→ **Problem**: Each line containing the word "this" should be found and copied.

→ **Records for processing**:
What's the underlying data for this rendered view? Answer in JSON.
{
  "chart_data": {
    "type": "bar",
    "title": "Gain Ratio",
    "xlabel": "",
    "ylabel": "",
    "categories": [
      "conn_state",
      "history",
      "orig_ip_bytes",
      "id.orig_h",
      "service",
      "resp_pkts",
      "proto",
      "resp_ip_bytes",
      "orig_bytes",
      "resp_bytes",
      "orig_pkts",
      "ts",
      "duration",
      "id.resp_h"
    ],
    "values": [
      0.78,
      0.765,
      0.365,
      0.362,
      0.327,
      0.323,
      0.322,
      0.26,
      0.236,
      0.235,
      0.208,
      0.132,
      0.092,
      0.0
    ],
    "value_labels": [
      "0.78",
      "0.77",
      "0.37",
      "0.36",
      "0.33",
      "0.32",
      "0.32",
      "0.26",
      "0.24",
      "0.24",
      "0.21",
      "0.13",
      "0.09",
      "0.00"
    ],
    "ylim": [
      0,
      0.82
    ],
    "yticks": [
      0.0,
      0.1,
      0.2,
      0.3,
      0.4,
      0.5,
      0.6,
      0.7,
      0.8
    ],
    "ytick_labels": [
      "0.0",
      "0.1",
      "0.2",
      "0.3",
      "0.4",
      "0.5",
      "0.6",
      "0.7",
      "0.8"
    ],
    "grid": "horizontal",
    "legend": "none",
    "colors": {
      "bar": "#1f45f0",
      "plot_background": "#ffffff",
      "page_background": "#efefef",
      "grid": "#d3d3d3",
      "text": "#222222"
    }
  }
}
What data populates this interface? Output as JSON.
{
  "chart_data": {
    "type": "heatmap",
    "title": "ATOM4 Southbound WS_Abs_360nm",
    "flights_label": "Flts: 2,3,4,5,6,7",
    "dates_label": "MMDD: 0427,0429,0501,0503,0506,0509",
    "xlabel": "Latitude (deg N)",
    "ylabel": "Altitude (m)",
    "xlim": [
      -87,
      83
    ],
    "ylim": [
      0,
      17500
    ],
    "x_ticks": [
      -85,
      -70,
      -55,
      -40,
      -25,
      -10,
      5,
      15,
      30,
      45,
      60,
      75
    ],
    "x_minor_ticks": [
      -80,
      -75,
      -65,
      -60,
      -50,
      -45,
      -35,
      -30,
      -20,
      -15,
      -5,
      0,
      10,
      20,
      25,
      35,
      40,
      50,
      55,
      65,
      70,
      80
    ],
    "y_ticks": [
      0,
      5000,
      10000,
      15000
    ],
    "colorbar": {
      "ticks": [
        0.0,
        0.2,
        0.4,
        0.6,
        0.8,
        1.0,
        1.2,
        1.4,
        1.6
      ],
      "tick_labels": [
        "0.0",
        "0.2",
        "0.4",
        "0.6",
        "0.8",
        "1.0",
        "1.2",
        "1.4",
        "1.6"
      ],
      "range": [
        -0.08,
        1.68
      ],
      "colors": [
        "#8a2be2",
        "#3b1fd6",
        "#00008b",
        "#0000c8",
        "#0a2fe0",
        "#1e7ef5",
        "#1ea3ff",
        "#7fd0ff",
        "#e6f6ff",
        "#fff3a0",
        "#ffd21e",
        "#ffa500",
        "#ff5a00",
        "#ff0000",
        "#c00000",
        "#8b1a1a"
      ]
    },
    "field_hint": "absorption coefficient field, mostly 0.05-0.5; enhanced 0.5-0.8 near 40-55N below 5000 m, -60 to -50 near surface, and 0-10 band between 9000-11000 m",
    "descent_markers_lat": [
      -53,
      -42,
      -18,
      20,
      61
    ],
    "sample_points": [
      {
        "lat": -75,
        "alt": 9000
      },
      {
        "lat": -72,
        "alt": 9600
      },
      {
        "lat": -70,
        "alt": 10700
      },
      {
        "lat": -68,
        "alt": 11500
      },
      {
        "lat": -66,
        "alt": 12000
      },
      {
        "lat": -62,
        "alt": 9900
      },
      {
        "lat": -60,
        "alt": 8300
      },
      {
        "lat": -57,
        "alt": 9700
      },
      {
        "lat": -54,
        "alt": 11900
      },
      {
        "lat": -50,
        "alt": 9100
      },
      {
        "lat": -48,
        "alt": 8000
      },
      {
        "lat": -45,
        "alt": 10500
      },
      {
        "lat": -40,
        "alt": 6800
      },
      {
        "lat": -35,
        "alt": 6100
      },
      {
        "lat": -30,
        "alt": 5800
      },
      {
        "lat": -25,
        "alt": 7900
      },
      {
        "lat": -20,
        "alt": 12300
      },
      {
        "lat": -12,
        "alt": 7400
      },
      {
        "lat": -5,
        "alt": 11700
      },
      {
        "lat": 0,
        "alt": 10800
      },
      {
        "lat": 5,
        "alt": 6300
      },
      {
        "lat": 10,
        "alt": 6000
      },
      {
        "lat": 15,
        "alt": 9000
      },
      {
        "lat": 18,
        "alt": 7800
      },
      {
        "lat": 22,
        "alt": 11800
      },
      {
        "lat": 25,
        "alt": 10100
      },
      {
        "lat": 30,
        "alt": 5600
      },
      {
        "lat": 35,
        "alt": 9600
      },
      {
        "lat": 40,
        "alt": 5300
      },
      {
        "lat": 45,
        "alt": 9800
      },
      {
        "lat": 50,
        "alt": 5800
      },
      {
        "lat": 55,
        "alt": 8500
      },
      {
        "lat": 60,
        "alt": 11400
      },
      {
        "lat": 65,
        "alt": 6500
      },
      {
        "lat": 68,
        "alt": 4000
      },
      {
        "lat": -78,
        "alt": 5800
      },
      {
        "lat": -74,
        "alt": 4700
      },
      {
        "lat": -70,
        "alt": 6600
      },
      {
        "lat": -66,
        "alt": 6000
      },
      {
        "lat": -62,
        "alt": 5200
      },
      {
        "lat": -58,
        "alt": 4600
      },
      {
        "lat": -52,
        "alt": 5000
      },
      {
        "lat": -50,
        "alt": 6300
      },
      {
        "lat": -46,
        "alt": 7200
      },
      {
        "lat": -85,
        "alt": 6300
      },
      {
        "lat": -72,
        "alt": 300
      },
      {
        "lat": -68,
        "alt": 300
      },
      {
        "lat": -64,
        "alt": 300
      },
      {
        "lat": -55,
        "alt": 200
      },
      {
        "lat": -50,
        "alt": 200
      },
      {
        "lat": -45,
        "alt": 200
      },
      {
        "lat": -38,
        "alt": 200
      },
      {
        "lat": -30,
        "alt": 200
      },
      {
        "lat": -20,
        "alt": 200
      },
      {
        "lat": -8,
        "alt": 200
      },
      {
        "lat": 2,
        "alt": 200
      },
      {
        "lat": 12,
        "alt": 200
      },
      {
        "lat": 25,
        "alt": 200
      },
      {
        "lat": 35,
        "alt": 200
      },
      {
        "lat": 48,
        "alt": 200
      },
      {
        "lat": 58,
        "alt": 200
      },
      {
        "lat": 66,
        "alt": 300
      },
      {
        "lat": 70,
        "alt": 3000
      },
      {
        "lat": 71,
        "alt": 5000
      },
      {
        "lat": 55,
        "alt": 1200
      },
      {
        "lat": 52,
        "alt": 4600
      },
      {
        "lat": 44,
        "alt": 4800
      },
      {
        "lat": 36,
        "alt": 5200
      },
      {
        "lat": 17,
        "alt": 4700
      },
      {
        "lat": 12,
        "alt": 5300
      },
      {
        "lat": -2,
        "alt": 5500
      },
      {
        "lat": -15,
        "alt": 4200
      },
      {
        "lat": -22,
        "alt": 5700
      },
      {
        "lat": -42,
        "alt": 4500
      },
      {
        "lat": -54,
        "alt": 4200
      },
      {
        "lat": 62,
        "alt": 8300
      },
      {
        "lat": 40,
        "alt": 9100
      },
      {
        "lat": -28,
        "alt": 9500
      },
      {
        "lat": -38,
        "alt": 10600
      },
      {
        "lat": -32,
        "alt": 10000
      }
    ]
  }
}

→ **Full output**:
What's the underlying data for this rendered view? Answer in JSON.
What data populates this interface? Output as JSON.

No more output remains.